* _EXERCISE DETAILS_: In the records below, work out how many lines hold the word "with". Report the number alone.

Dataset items
-------
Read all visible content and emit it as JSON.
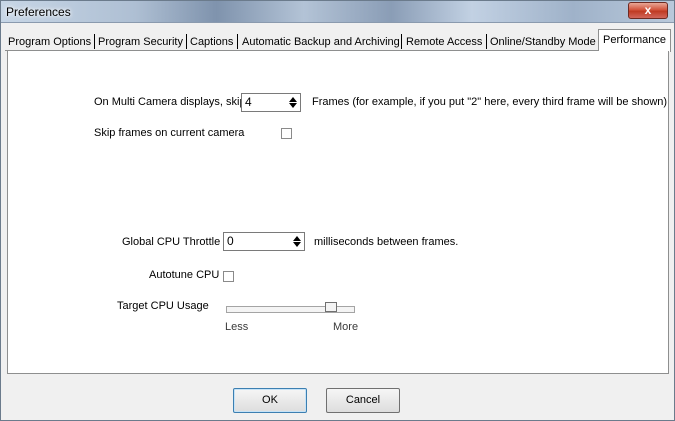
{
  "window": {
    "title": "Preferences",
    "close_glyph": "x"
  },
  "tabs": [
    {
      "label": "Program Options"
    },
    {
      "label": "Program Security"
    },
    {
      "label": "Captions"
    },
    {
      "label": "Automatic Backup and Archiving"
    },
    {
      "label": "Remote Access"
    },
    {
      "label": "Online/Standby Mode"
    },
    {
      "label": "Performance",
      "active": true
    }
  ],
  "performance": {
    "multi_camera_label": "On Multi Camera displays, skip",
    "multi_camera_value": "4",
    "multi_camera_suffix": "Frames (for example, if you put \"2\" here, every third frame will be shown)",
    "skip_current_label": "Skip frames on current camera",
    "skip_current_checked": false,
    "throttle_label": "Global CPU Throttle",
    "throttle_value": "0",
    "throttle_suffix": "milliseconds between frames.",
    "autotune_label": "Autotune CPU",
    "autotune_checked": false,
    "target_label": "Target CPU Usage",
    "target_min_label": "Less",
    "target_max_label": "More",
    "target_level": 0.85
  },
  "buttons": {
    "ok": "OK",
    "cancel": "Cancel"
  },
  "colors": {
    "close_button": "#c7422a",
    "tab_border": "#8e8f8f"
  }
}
-------
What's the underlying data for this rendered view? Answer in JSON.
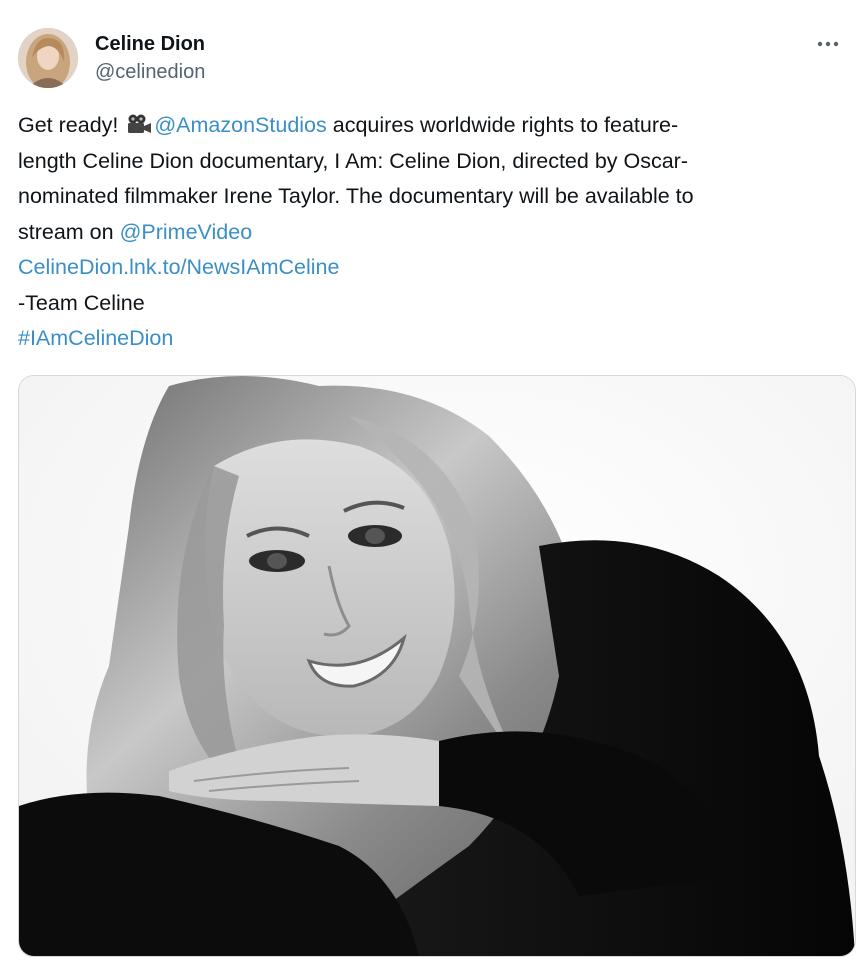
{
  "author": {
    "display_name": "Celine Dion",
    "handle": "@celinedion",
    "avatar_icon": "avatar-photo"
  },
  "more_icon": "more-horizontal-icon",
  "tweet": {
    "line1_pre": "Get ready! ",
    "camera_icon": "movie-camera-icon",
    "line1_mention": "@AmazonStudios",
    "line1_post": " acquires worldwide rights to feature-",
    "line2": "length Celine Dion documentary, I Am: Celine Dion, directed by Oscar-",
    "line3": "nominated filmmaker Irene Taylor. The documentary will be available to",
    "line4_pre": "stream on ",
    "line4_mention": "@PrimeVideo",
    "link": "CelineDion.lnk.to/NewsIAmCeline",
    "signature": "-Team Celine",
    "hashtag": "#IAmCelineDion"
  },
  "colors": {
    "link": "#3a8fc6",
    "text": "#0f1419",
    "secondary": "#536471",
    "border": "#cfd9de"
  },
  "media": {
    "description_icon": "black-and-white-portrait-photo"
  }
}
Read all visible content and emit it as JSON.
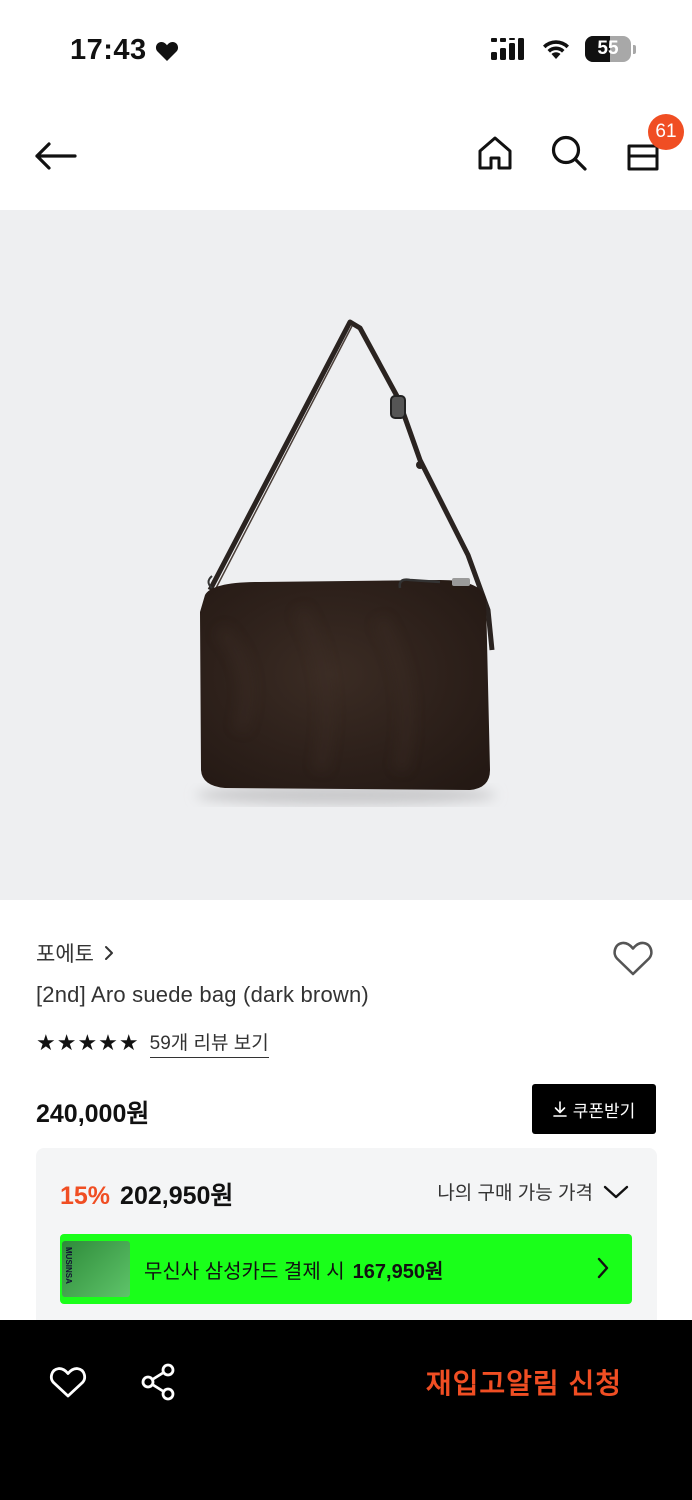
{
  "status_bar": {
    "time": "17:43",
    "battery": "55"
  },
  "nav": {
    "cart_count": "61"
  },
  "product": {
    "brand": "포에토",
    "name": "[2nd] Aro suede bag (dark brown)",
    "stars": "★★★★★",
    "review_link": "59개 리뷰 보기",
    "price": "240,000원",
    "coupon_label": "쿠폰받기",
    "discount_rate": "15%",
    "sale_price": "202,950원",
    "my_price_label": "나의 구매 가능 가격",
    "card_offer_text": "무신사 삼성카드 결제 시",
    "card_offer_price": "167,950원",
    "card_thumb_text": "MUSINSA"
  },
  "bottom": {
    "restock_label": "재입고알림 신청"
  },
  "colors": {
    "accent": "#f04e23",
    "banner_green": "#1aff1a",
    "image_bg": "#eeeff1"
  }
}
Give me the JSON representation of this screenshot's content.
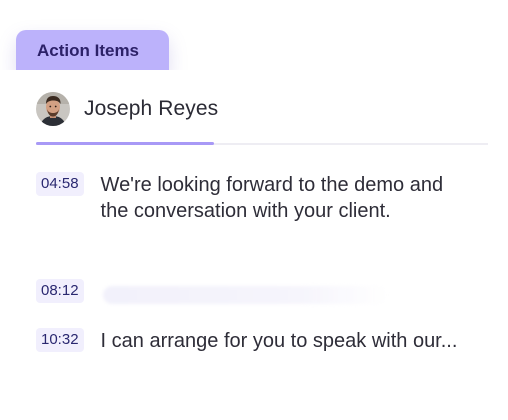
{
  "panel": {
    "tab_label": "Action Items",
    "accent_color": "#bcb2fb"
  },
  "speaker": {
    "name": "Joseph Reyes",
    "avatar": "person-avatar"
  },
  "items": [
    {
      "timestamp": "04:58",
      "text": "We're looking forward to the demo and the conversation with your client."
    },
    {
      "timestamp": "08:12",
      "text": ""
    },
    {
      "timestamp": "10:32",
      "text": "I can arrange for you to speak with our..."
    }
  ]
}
-------
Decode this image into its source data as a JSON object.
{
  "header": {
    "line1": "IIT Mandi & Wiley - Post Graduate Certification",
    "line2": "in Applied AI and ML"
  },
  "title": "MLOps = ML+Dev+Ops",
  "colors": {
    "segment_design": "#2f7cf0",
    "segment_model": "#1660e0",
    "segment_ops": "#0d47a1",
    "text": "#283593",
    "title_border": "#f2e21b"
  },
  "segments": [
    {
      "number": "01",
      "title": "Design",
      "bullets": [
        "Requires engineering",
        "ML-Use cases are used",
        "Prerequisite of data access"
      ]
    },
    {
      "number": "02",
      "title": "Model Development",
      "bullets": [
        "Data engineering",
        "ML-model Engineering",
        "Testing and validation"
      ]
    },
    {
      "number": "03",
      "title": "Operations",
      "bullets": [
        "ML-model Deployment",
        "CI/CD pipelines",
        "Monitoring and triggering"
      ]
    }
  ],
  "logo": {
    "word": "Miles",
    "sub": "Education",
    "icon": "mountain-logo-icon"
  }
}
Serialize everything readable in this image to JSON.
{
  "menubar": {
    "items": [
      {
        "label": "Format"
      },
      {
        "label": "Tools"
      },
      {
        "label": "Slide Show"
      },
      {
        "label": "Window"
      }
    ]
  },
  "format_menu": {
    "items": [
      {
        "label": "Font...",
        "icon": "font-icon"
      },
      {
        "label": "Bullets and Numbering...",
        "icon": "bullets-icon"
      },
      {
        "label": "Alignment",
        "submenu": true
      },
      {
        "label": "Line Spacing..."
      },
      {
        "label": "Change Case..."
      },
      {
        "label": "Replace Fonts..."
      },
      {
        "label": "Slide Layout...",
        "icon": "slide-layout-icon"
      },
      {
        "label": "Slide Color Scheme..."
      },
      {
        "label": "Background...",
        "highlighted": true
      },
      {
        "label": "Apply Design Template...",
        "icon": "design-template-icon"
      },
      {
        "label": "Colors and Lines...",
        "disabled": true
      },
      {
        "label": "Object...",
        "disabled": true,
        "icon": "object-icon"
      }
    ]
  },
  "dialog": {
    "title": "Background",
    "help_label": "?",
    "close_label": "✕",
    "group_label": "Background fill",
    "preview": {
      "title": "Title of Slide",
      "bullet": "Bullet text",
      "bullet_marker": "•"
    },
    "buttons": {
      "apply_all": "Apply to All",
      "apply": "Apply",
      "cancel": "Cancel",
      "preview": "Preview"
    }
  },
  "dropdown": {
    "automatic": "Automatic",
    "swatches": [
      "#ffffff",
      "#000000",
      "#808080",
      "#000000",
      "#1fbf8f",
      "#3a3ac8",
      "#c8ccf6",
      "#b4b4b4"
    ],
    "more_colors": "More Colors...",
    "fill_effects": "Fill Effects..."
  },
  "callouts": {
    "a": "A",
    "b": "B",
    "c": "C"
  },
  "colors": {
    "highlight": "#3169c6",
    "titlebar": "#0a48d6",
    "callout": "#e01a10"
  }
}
-------
* _FINAL RESULT_: 2